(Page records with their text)
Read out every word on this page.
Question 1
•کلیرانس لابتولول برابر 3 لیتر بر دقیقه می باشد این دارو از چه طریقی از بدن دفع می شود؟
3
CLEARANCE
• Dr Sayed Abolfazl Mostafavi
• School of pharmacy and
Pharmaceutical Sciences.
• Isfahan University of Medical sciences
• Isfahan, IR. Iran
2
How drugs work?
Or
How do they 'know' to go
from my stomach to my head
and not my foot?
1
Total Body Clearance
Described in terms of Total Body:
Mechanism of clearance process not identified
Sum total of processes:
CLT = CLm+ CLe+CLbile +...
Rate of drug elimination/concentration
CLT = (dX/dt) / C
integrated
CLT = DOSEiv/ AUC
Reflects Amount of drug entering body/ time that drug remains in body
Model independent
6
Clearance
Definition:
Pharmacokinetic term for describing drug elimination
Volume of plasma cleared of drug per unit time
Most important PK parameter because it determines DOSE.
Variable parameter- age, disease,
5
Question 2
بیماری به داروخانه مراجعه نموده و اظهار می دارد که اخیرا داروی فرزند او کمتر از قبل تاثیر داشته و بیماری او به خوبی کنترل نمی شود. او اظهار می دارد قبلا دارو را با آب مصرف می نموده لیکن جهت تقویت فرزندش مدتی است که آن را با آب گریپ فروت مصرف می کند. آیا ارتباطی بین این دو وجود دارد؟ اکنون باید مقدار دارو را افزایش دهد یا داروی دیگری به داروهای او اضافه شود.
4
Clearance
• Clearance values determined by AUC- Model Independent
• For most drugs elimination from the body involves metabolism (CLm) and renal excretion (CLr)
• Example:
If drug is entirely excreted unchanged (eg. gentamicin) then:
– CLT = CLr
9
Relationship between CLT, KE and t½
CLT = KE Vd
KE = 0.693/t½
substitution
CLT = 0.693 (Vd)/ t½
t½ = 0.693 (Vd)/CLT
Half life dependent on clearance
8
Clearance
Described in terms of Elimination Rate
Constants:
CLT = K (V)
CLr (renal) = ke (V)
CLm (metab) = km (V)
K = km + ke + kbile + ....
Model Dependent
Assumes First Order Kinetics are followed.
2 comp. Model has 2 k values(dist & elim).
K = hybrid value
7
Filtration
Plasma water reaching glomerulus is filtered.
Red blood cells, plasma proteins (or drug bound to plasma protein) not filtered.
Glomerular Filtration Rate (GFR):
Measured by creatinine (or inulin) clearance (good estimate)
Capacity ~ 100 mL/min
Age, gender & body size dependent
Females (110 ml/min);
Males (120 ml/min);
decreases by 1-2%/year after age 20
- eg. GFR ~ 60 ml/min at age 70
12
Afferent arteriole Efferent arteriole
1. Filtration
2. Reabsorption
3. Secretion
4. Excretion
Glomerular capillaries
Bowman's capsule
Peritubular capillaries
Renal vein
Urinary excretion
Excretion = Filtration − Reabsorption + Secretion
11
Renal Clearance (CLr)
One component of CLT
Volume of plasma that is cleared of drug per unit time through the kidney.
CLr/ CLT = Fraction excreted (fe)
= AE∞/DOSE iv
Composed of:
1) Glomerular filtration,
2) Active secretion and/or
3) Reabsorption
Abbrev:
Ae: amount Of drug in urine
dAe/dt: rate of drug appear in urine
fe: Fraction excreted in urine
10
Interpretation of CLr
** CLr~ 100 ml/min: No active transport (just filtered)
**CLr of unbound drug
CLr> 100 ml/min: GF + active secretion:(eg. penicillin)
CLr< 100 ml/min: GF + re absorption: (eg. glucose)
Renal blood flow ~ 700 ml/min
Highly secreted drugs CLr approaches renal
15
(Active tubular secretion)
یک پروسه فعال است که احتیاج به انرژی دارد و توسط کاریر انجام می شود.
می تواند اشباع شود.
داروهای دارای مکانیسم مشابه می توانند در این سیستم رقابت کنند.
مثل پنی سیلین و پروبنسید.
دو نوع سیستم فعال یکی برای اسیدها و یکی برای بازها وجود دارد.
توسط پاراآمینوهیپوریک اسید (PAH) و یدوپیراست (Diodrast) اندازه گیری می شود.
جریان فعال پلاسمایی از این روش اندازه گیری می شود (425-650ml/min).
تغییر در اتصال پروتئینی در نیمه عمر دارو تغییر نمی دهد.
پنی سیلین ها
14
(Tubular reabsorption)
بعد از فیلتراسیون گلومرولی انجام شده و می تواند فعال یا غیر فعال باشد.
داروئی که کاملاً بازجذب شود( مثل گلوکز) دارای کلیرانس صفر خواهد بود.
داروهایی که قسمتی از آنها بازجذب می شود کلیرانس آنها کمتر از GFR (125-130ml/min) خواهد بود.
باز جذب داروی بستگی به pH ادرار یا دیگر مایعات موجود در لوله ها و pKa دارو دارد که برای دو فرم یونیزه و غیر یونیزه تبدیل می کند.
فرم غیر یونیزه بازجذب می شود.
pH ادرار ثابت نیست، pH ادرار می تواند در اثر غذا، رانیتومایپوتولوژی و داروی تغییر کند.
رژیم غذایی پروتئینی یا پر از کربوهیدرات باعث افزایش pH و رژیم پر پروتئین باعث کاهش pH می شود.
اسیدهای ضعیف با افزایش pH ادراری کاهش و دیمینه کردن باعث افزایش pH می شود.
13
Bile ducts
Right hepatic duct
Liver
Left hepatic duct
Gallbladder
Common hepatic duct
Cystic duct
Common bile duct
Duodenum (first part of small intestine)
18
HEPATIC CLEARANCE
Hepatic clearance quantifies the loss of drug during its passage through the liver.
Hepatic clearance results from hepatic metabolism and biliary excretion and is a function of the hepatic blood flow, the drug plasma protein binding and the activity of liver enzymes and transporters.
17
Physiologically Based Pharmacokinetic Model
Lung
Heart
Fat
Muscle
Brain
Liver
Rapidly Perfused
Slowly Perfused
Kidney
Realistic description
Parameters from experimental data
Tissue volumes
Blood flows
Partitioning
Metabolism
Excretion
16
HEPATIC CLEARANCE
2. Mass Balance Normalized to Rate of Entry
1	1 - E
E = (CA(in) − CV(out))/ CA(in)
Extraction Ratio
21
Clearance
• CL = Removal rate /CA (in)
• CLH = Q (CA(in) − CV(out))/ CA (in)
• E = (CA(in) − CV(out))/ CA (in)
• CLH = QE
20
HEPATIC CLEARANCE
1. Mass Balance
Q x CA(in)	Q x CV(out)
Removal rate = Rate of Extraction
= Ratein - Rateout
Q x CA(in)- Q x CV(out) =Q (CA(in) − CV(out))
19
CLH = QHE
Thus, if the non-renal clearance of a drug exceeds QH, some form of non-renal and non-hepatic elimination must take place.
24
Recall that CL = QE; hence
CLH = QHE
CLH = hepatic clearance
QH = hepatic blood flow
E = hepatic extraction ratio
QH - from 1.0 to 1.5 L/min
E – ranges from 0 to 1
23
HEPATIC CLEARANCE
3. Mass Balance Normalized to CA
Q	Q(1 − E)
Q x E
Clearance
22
...
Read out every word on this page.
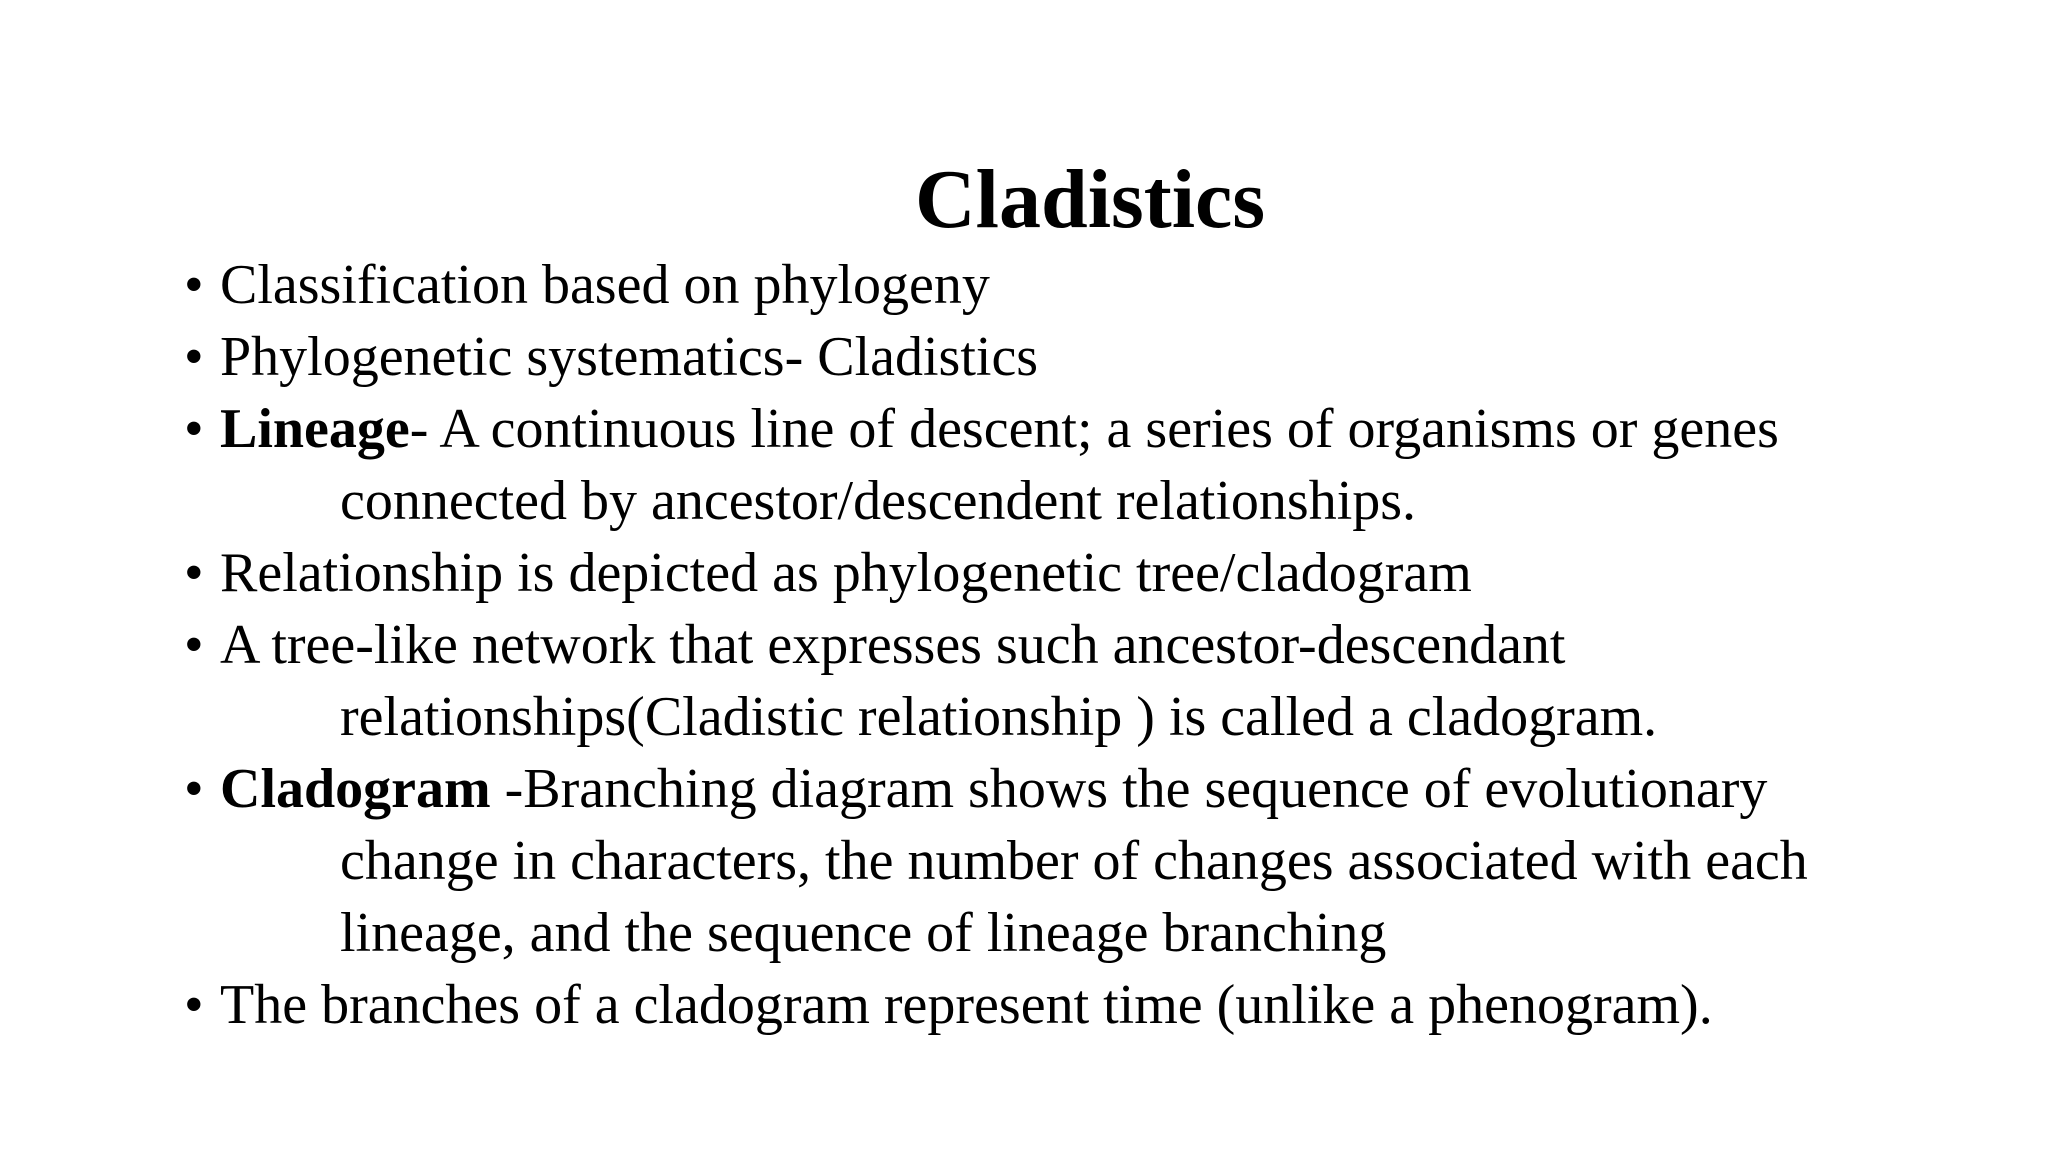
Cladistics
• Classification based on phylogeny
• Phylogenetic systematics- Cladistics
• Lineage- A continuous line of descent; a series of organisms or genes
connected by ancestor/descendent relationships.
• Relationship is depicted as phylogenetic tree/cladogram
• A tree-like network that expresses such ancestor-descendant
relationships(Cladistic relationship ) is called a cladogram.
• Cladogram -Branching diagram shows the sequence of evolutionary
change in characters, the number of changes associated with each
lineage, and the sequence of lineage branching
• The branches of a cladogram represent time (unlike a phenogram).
---
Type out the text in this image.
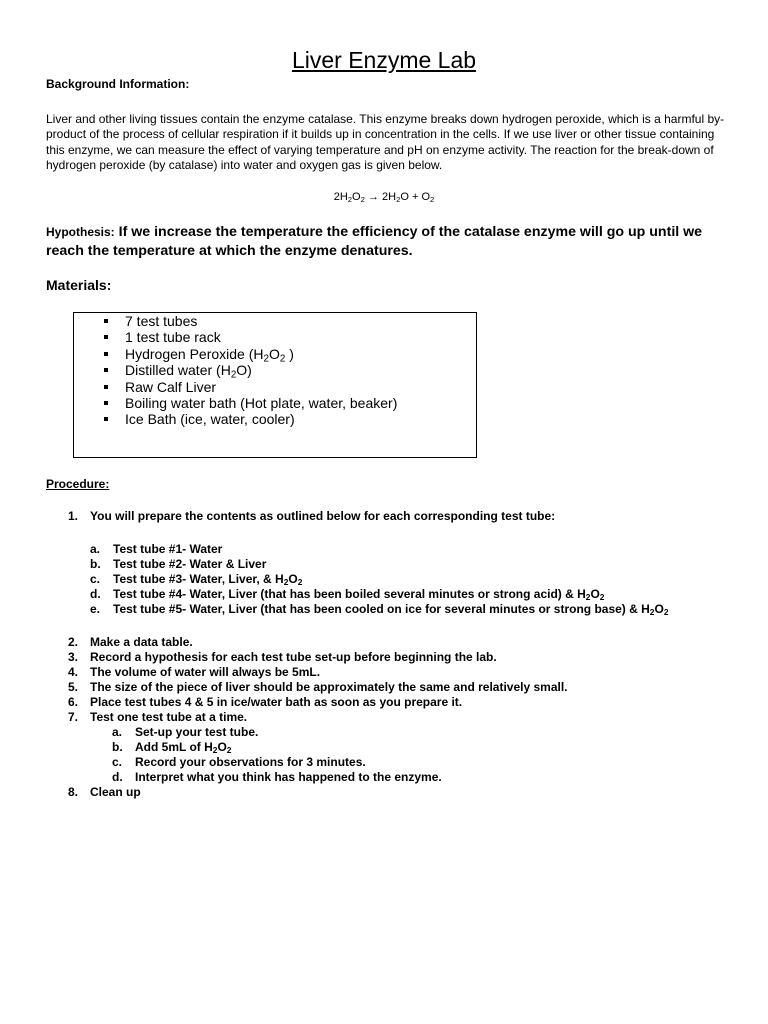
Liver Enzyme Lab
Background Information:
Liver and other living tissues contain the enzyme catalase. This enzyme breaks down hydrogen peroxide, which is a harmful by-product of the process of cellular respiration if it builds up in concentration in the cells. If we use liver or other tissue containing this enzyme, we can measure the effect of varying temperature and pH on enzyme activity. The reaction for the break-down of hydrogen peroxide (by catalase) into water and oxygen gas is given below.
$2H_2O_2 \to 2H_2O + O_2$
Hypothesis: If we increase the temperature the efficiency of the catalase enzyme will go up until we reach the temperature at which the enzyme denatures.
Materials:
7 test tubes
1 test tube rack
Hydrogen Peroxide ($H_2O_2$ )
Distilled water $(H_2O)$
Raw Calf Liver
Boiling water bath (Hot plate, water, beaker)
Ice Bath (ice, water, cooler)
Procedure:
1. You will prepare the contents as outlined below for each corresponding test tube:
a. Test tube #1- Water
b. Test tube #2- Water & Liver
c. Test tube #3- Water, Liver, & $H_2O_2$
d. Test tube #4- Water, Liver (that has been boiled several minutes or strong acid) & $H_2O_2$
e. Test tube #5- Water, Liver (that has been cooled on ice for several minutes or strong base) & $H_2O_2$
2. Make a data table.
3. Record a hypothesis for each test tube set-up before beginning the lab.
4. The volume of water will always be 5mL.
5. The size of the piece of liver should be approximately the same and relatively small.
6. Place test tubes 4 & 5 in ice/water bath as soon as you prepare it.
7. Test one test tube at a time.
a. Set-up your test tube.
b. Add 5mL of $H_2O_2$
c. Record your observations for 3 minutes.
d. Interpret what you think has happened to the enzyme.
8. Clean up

Aim of the task: What is needed is each line of the entries that contains the word "urine".

Solution to this problem:
Ae: amount Of drug in urine
dAe/dt: rate of drug appear in urine
fe: Fraction excreted in urine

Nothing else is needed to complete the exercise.